Where does the string "Reservations" appear in the records? Copy every line that contains it.

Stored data
::::::
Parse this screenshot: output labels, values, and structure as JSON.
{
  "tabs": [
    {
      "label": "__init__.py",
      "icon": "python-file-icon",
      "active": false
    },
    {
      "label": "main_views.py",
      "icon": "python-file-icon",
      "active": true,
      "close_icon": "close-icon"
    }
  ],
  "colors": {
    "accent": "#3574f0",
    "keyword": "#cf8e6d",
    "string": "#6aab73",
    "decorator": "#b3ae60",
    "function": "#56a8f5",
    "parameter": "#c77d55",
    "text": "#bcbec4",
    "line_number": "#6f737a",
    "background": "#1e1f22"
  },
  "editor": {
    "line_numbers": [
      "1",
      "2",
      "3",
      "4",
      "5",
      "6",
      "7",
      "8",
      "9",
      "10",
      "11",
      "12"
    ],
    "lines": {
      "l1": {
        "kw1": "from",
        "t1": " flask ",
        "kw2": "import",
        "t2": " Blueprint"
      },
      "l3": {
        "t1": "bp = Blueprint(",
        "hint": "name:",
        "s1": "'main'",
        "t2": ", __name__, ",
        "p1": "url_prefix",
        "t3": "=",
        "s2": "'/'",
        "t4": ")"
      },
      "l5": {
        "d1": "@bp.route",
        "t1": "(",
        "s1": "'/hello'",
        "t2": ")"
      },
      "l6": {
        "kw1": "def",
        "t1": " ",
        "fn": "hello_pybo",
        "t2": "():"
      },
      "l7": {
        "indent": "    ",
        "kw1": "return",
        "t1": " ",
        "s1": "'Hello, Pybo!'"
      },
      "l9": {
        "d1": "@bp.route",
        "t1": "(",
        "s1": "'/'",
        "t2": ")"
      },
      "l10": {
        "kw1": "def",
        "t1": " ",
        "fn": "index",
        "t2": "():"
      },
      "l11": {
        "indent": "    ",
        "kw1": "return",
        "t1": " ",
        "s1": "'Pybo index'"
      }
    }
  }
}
::::::
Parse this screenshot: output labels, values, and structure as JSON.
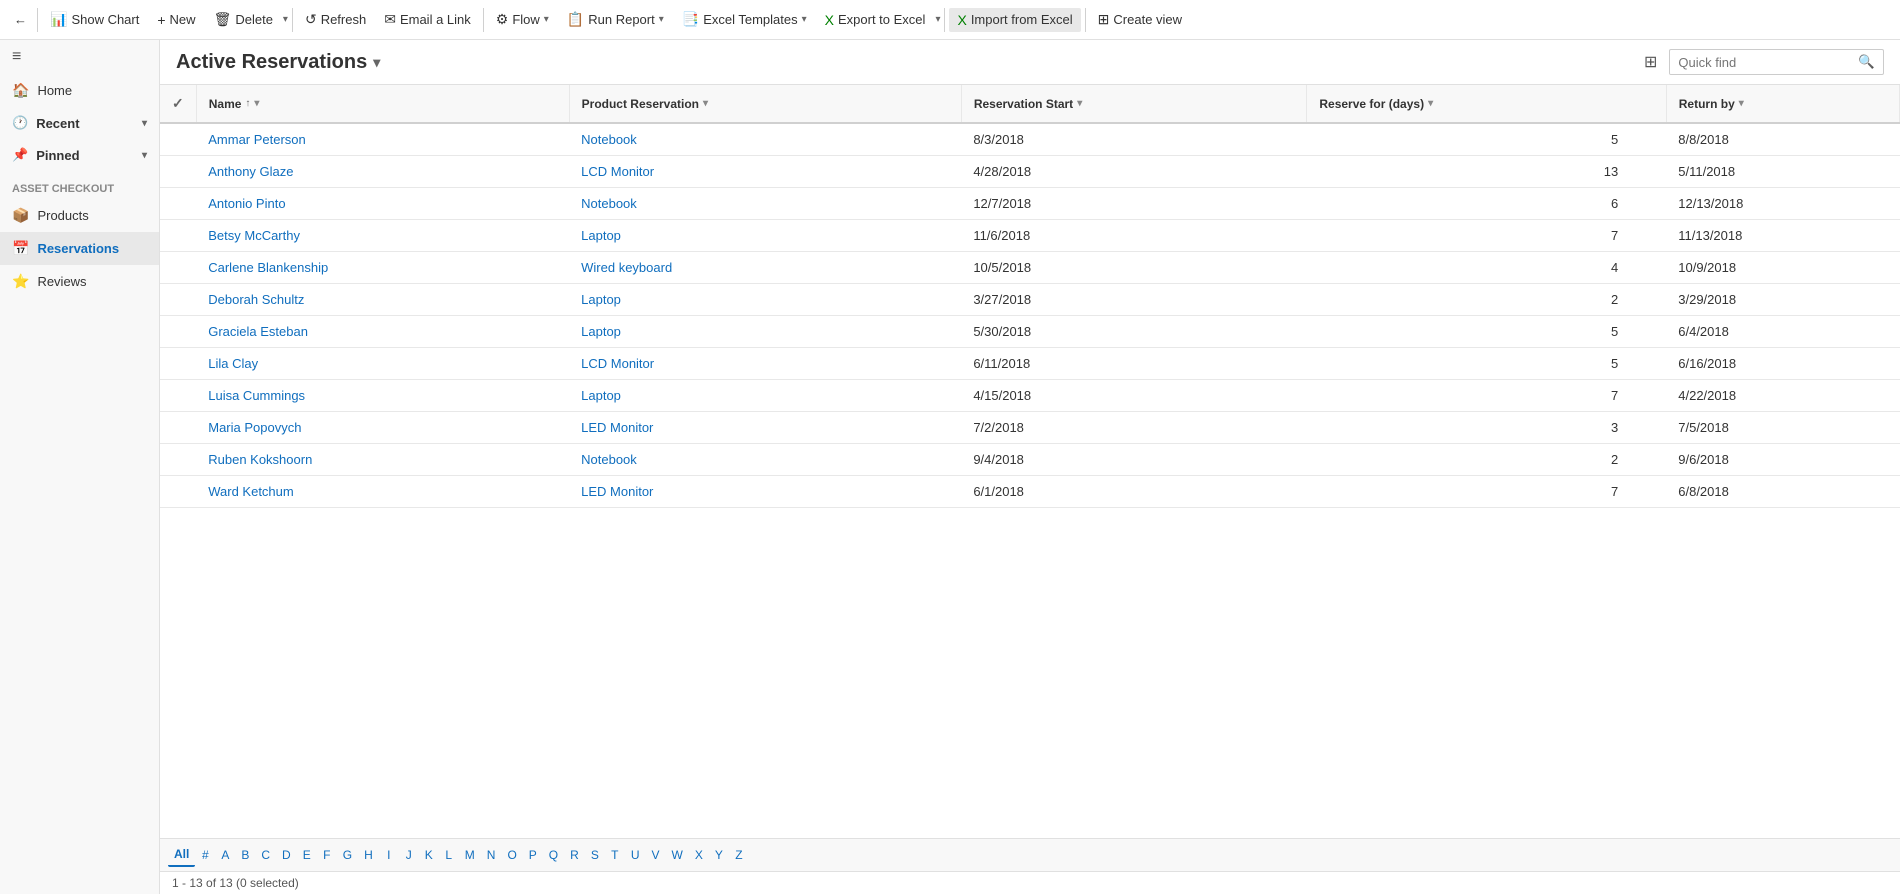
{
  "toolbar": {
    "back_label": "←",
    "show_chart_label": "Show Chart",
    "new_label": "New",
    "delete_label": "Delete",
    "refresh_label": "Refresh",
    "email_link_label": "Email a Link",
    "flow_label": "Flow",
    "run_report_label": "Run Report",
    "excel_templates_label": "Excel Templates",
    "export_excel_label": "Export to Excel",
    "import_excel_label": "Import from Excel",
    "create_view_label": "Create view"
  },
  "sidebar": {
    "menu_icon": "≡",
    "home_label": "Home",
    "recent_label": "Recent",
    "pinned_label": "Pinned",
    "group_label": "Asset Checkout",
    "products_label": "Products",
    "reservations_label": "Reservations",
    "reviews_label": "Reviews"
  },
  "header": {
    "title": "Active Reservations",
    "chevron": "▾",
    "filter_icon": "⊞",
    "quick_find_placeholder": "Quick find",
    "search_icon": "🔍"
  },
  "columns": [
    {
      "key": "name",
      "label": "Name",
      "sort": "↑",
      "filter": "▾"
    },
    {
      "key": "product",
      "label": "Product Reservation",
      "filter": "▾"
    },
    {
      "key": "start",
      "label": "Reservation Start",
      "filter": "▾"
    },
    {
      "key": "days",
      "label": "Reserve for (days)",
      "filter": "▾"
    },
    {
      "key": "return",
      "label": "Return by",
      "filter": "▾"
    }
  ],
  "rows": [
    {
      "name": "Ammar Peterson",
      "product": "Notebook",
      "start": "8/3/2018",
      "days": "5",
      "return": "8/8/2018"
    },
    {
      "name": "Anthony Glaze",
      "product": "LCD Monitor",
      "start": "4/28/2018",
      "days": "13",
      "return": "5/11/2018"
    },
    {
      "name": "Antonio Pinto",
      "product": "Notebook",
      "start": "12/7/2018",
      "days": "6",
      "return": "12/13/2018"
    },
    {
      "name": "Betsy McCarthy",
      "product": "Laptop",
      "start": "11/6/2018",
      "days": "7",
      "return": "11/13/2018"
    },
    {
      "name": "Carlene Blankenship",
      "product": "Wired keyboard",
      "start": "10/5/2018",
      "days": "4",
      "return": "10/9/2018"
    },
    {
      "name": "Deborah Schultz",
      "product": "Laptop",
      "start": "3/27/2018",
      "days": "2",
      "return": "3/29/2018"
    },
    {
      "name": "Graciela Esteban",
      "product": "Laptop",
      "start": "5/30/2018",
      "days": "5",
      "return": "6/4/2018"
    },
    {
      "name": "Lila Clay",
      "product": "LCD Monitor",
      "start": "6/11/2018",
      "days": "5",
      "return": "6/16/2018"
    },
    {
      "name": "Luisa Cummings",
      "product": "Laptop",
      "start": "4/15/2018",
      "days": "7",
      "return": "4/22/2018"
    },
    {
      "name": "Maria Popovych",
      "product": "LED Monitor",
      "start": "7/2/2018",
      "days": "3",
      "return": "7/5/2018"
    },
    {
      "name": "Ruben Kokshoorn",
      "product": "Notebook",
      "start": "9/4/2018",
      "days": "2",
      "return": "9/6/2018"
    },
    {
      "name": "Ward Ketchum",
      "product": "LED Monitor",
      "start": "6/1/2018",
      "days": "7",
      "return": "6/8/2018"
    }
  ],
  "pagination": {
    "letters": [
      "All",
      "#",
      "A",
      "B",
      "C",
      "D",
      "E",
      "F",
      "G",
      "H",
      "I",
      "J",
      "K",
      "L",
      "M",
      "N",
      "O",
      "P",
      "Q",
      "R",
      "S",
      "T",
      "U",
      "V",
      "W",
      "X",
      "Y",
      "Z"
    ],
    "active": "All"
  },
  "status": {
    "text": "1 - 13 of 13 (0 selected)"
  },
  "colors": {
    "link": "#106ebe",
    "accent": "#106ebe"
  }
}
::::::
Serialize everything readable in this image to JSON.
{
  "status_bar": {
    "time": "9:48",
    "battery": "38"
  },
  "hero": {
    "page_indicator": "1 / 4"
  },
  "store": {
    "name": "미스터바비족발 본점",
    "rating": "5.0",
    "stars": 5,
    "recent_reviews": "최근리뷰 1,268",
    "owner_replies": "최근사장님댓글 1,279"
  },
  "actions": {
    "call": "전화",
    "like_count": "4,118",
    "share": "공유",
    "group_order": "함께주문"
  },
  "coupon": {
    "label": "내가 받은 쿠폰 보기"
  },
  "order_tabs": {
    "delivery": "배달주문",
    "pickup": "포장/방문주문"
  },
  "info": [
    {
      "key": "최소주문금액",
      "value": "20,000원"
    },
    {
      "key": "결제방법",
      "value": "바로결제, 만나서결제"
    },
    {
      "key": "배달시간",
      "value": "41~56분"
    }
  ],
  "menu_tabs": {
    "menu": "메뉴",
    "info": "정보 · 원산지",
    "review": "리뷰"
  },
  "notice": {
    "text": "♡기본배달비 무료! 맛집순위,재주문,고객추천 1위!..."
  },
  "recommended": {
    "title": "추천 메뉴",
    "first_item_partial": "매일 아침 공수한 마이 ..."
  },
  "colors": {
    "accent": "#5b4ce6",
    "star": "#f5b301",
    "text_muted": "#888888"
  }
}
::::::
▶ [Answer in full]
    "reservations_label": "Reservations",
    "title": "Active Reservations",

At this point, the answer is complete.